**OBJECTIVE**
Every entry must be copied word for word.

**RECORDS PROVIDED**
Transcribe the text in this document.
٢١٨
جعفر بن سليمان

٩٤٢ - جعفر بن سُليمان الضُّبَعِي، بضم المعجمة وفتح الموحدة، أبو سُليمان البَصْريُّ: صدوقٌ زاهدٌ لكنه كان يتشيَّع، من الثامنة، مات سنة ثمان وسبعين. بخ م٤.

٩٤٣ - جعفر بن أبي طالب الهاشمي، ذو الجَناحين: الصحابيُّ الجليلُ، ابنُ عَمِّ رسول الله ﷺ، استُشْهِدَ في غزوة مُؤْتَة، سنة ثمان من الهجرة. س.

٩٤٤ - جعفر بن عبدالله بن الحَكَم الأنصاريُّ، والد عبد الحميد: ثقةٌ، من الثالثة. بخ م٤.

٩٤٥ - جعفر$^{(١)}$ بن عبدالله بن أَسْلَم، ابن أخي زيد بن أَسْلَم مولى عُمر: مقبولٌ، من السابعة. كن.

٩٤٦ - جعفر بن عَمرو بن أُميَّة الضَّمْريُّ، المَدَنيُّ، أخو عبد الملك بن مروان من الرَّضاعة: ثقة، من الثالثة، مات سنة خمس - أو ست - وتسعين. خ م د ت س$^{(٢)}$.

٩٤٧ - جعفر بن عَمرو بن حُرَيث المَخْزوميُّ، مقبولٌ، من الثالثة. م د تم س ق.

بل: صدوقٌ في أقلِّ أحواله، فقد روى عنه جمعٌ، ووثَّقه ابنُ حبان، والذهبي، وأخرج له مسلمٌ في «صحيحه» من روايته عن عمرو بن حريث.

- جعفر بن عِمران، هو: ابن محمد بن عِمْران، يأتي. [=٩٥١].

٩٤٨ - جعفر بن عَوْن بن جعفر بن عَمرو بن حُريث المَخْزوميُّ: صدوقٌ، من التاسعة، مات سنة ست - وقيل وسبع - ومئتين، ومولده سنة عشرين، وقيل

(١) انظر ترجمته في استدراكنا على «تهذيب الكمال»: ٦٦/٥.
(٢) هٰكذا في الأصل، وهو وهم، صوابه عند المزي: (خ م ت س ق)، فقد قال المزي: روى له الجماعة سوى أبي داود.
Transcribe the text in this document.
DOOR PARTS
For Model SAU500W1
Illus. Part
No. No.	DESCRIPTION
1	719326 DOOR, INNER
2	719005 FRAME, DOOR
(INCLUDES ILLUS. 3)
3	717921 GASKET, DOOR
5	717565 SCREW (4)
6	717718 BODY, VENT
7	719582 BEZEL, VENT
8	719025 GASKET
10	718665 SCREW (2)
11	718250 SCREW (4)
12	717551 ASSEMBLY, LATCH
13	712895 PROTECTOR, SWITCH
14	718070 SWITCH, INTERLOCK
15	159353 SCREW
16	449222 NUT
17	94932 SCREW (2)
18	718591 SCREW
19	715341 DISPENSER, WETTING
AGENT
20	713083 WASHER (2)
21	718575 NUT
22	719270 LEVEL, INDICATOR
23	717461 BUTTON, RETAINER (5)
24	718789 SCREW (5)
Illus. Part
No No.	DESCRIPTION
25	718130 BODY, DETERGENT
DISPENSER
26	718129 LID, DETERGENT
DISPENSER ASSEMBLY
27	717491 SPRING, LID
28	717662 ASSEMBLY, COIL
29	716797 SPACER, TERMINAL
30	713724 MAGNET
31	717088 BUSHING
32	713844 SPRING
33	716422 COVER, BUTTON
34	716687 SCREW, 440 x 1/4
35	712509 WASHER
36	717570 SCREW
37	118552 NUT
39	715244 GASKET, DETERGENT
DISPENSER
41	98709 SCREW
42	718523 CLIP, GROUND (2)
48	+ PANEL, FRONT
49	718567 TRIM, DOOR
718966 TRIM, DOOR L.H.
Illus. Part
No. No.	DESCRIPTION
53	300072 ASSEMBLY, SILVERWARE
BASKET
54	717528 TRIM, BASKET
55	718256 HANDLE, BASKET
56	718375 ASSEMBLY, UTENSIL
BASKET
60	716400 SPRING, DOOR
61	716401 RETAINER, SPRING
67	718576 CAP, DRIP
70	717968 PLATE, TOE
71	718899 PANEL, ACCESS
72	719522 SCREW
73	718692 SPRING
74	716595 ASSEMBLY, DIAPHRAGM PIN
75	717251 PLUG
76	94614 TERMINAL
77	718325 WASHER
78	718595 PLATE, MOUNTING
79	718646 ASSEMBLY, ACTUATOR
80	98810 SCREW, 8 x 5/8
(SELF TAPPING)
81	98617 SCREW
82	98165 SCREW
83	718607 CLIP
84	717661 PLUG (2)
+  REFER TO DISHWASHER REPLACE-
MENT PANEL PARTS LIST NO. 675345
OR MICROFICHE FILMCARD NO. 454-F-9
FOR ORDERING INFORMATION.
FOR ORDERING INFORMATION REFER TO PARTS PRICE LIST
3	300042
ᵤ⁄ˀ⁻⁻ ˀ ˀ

**ANSWER TO THIS PROBLEM**
Transcribe the text in this document.
٢١٨
جعفر بن سليمان

٩٤٢ - جعفر بن سُليمان الضُّبَعِي، بضم المعجمة وفتح الموحدة، أبو سُليمان البَصْريُّ: صدوقٌ زاهدٌ لكنه كان يتشيَّع، من الثامنة، مات سنة ثمان وسبعين. بخ م٤.

٩٤٣ - جعفر بن أبي طالب الهاشمي، ذو الجَناحين: الصحابيُّ الجليلُ، ابنُ عَمِّ رسول الله ﷺ، استُشْهِدَ في غزوة مُؤْتَة، سنة ثمان من الهجرة. س.

٩٤٤ - جعفر بن عبدالله بن الحَكَم الأنصاريُّ، والد عبد الحميد: ثقةٌ، من الثالثة. بخ م٤.

٩٤٥ - جعفر$^{(١)}$ بن عبدالله بن أَسْلَم، ابن أخي زيد بن أَسْلَم مولى عُمر: مقبولٌ، من السابعة. كن.

٩٤٦ - جعفر بن عَمرو بن أُميَّة الضَّمْريُّ، المَدَنيُّ، أخو عبد الملك بن مروان من الرَّضاعة: ثقة، من الثالثة، مات سنة خمس - أو ست - وتسعين. خ م د ت س$^{(٢)}$.

٩٤٧ - جعفر بن عَمرو بن حُرَيث المَخْزوميُّ، مقبولٌ، من الثالثة. م د تم س ق.

بل: صدوقٌ في أقلِّ أحواله، فقد روى عنه جمعٌ، ووثَّقه ابنُ حبان، والذهبي، وأخرج له مسلمٌ في «صحيحه» من روايته عن عمرو بن حريث.

- جعفر بن عِمران، هو: ابن محمد بن عِمْران، يأتي. [=٩٥١].

٩٤٨ - جعفر بن عَوْن بن جعفر بن عَمرو بن حُريث المَخْزوميُّ: صدوقٌ، من التاسعة، مات سنة ست - وقيل وسبع - ومئتين، ومولده سنة عشرين، وقيل

(١) انظر ترجمته في استدراكنا على «تهذيب الكمال»: ٦٦/٥.
(٢) هٰكذا في الأصل، وهو وهم، صوابه عند المزي: (خ م ت س ق)، فقد قال المزي: روى له الجماعة سوى أبي داود.
Transcribe the text in this document.
DOOR PARTS
For Model SAU500W1
Illus. Part
No. No.	DESCRIPTION
1	719326 DOOR, INNER
2	719005 FRAME, DOOR
(INCLUDES ILLUS. 3)
3	717921 GASKET, DOOR
5	717565 SCREW (4)
6	717718 BODY, VENT
7	719582 BEZEL, VENT
8	719025 GASKET
10	718665 SCREW (2)
11	718250 SCREW (4)
12	717551 ASSEMBLY, LATCH
13	712895 PROTECTOR, SWITCH
14	718070 SWITCH, INTERLOCK
15	159353 SCREW
16	449222 NUT
17	94932 SCREW (2)
18	718591 SCREW
19	715341 DISPENSER, WETTING
AGENT
20	713083 WASHER (2)
21	718575 NUT
22	719270 LEVEL, INDICATOR
23	717461 BUTTON, RETAINER (5)
24	718789 SCREW (5)
Illus. Part
No No.	DESCRIPTION
25	718130 BODY, DETERGENT
DISPENSER
26	718129 LID, DETERGENT
DISPENSER ASSEMBLY
27	717491 SPRING, LID
28	717662 ASSEMBLY, COIL
29	716797 SPACER, TERMINAL
30	713724 MAGNET
31	717088 BUSHING
32	713844 SPRING
33	716422 COVER, BUTTON
34	716687 SCREW, 440 x 1/4
35	712509 WASHER
36	717570 SCREW
37	118552 NUT
39	715244 GASKET, DETERGENT
DISPENSER
41	98709 SCREW
42	718523 CLIP, GROUND (2)
48	+ PANEL, FRONT
49	718567 TRIM, DOOR
718966 TRIM, DOOR L.H.
Illus. Part
No. No.	DESCRIPTION
53	300072 ASSEMBLY, SILVERWARE
BASKET
54	717528 TRIM, BASKET
55	718256 HANDLE, BASKET
56	718375 ASSEMBLY, UTENSIL
BASKET
60	716400 SPRING, DOOR
61	716401 RETAINER, SPRING
67	718576 CAP, DRIP
70	717968 PLATE, TOE
71	718899 PANEL, ACCESS
72	719522 SCREW
73	718692 SPRING
74	716595 ASSEMBLY, DIAPHRAGM PIN
75	717251 PLUG
76	94614 TERMINAL
77	718325 WASHER
78	718595 PLATE, MOUNTING
79	718646 ASSEMBLY, ACTUATOR
80	98810 SCREW, 8 x 5/8
(SELF TAPPING)
81	98617 SCREW
82	98165 SCREW
83	718607 CLIP
84	717661 PLUG (2)
+  REFER TO DISHWASHER REPLACE-
MENT PANEL PARTS LIST NO. 675345
OR MICROFICHE FILMCARD NO. 454-F-9
FOR ORDERING INFORMATION.
FOR ORDERING INFORMATION REFER TO PARTS PRICE LIST
3	300042
ᵤ⁄ˀ⁻⁻ ˀ ˀ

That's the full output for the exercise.